**Chart and figure data**
=====
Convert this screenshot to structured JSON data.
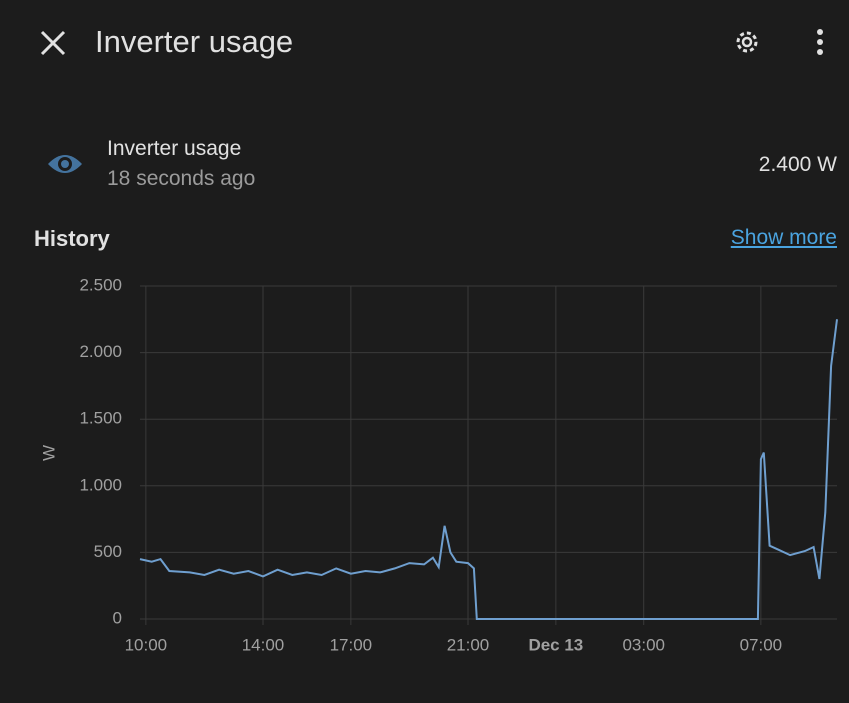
{
  "header": {
    "title": "Inverter usage"
  },
  "entity": {
    "name": "Inverter usage",
    "last_changed": "18 seconds ago",
    "state": "2.400 W"
  },
  "history": {
    "title": "History",
    "link": "Show more"
  },
  "chart_data": {
    "type": "line",
    "y_label": "W",
    "color": "#6f9fcf",
    "grid": true,
    "xlim": [
      9.8,
      33.6
    ],
    "xticks": [
      {
        "value": 10,
        "label": "10:00"
      },
      {
        "value": 14,
        "label": "14:00"
      },
      {
        "value": 17,
        "label": "17:00"
      },
      {
        "value": 21,
        "label": "21:00"
      },
      {
        "value": 24,
        "label": "Dec 13"
      },
      {
        "value": 27,
        "label": "03:00"
      },
      {
        "value": 31,
        "label": "07:00"
      }
    ],
    "ylim": [
      0,
      2500
    ],
    "yticks": [
      0,
      500,
      {
        "value": 1000,
        "label": "1.000"
      },
      {
        "value": 1500,
        "label": "1.500"
      },
      {
        "value": 2000,
        "label": "2.000"
      },
      {
        "value": 2500,
        "label": "2.500"
      }
    ],
    "x": [
      9.8,
      10.2,
      10.5,
      10.8,
      11.5,
      12,
      12.5,
      13,
      13.5,
      14,
      14.5,
      15,
      15.5,
      16,
      16.5,
      17,
      17.5,
      18,
      18.5,
      19,
      19.5,
      19.8,
      20,
      20.2,
      20.4,
      20.6,
      21,
      21.2,
      21.3,
      24,
      30.9,
      31,
      31.1,
      31.3,
      31.6,
      32,
      32.5,
      32.8,
      33,
      33.2,
      33.4,
      33.6
    ],
    "values": [
      450,
      430,
      450,
      360,
      350,
      330,
      370,
      340,
      360,
      320,
      370,
      330,
      350,
      330,
      380,
      340,
      360,
      350,
      380,
      420,
      410,
      460,
      390,
      700,
      500,
      430,
      420,
      380,
      0,
      0,
      0,
      1200,
      1250,
      550,
      520,
      480,
      510,
      540,
      300,
      800,
      1900,
      2250
    ]
  }
}
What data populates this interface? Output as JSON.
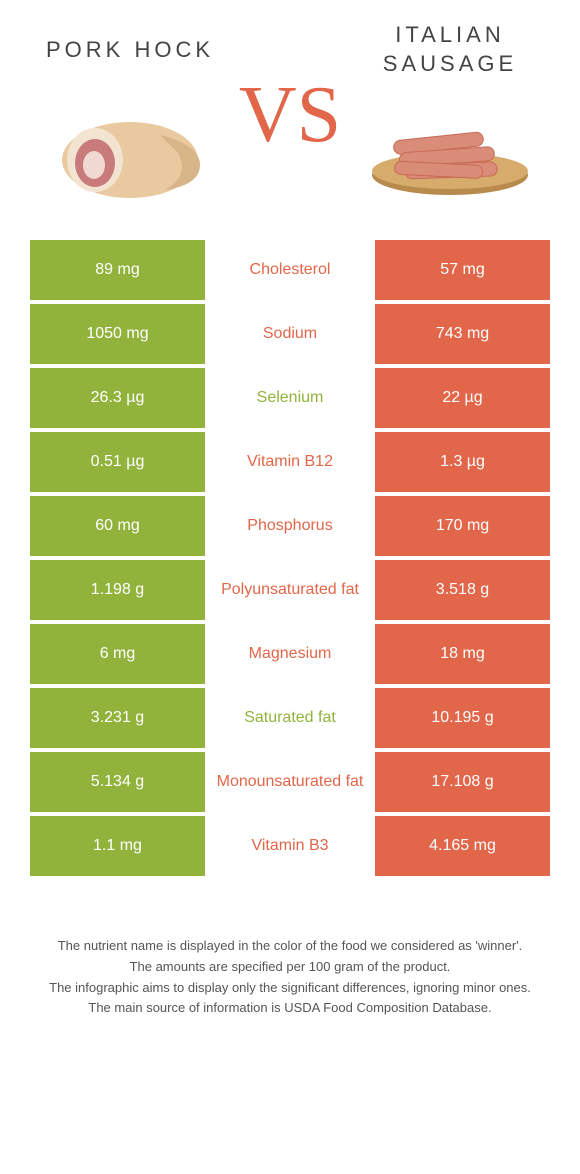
{
  "colors": {
    "left": "#91b33c",
    "right": "#e2664a",
    "cell_text": "#ffffff",
    "vs": "#e2664a"
  },
  "foods": {
    "left": {
      "title": "PORK HOCK"
    },
    "right": {
      "title": "ITALIAN SAUSAGE"
    }
  },
  "vs_label": "VS",
  "rows": [
    {
      "nutrient": "Cholesterol",
      "winner": "right",
      "left": "89 mg",
      "right": "57 mg"
    },
    {
      "nutrient": "Sodium",
      "winner": "right",
      "left": "1050 mg",
      "right": "743 mg"
    },
    {
      "nutrient": "Selenium",
      "winner": "left",
      "left": "26.3 µg",
      "right": "22 µg"
    },
    {
      "nutrient": "Vitamin B12",
      "winner": "right",
      "left": "0.51 µg",
      "right": "1.3 µg"
    },
    {
      "nutrient": "Phosphorus",
      "winner": "right",
      "left": "60 mg",
      "right": "170 mg"
    },
    {
      "nutrient": "Polyunsaturated fat",
      "winner": "right",
      "left": "1.198 g",
      "right": "3.518 g"
    },
    {
      "nutrient": "Magnesium",
      "winner": "right",
      "left": "6 mg",
      "right": "18 mg"
    },
    {
      "nutrient": "Saturated fat",
      "winner": "left",
      "left": "3.231 g",
      "right": "10.195 g"
    },
    {
      "nutrient": "Monounsaturated fat",
      "winner": "right",
      "left": "5.134 g",
      "right": "17.108 g"
    },
    {
      "nutrient": "Vitamin B3",
      "winner": "right",
      "left": "1.1 mg",
      "right": "4.165 mg"
    }
  ],
  "footer": {
    "line1": "The nutrient name is displayed in the color of the food we considered as 'winner'.",
    "line2": "The amounts are specified per 100 gram of the product.",
    "line3": "The infographic aims to display only the significant differences, ignoring minor ones.",
    "line4": "The main source of information is USDA Food Composition Database."
  }
}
=====
**WHAT IS REQUIRED**
Quote every record above exactly, leaving out any pictures.

**TASK RESULT**
Convert this screenshot to structured JSON data.
{
  "header": {
    "title": "Inverter usage"
  },
  "entity": {
    "name": "Inverter usage",
    "last_changed": "18 seconds ago",
    "state": "2.400 W"
  },
  "history": {
    "title": "History",
    "link": "Show more"
  },
  "chart_data": {
    "type": "line",
    "y_label": "W",
    "color": "#6f9fcf",
    "grid": true,
    "xlim": [
      9.8,
      33.6
    ],
    "xticks": [
      {
        "value": 10,
        "label": "10:00"
      },
      {
        "value": 14,
        "label": "14:00"
      },
      {
        "value": 17,
        "label": "17:00"
      },
      {
        "value": 21,
        "label": "21:00"
      },
      {
        "value": 24,
        "label": "Dec 13"
      },
      {
        "value": 27,
        "label": "03:00"
      },
      {
        "value": 31,
        "label": "07:00"
      }
    ],
    "ylim": [
      0,
      2500
    ],
    "yticks": [
      0,
      500,
      {
        "value": 1000,
        "label": "1.000"
      },
      {
        "value": 1500,
        "label": "1.500"
      },
      {
        "value": 2000,
        "label": "2.000"
      },
      {
        "value": 2500,
        "label": "2.500"
      }
    ],
    "x": [
      9.8,
      10.2,
      10.5,
      10.8,
      11.5,
      12,
      12.5,
      13,
      13.5,
      14,
      14.5,
      15,
      15.5,
      16,
      16.5,
      17,
      17.5,
      18,
      18.5,
      19,
      19.5,
      19.8,
      20,
      20.2,
      20.4,
      20.6,
      21,
      21.2,
      21.3,
      24,
      30.9,
      31,
      31.1,
      31.3,
      31.6,
      32,
      32.5,
      32.8,
      33,
      33.2,
      33.4,
      33.6
    ],
    "values": [
      450,
      430,
      450,
      360,
      350,
      330,
      370,
      340,
      360,
      320,
      370,
      330,
      350,
      330,
      380,
      340,
      360,
      350,
      380,
      420,
      410,
      460,
      390,
      700,
      500,
      430,
      420,
      380,
      0,
      0,
      0,
      1200,
      1250,
      550,
      520,
      480,
      510,
      540,
      300,
      800,
      1900,
      2250
    ]
  }
}
What data populates this interface? Output as JSON.
{
  "colors": {
    "left": "#91b33c",
    "right": "#e2664a",
    "cell_text": "#ffffff",
    "vs": "#e2664a"
  },
  "foods": {
    "left": {
      "title": "PORK HOCK"
    },
    "right": {
      "title": "ITALIAN SAUSAGE"
    }
  },
  "vs_label": "VS",
  "rows": [
    {
      "nutrient": "Cholesterol",
      "winner": "right",
      "left": "89 mg",
      "right": "57 mg"
    },
    {
      "nutrient": "Sodium",
      "winner": "right",
      "left": "1050 mg",
      "right": "743 mg"
    },
    {
      "nutrient": "Selenium",
      "winner": "left",
      "left": "26.3 µg",
      "right": "22 µg"
    },
    {
      "nutrient": "Vitamin B12",
      "winner": "right",
      "left": "0.51 µg",
      "right": "1.3 µg"
    },
    {
      "nutrient": "Phosphorus",
      "winner": "right",
      "left": "60 mg",
      "right": "170 mg"
    },
    {
      "nutrient": "Polyunsaturated fat",
      "winner": "right",
      "left": "1.198 g",
      "right": "3.518 g"
    },
    {
      "nutrient": "Magnesium",
      "winner": "right",
      "left": "6 mg",
      "right": "18 mg"
    },
    {
      "nutrient": "Saturated fat",
      "winner": "left",
      "left": "3.231 g",
      "right": "10.195 g"
    },
    {
      "nutrient": "Monounsaturated fat",
      "winner": "right",
      "left": "5.134 g",
      "right": "17.108 g"
    },
    {
      "nutrient": "Vitamin B3",
      "winner": "right",
      "left": "1.1 mg",
      "right": "4.165 mg"
    }
  ],
  "footer": {
    "line1": "The nutrient name is displayed in the color of the food we considered as 'winner'.",
    "line2": "The amounts are specified per 100 gram of the product.",
    "line3": "The infographic aims to display only the significant differences, ignoring minor ones.",
    "line4": "The main source of information is USDA Food Composition Database."
  }
}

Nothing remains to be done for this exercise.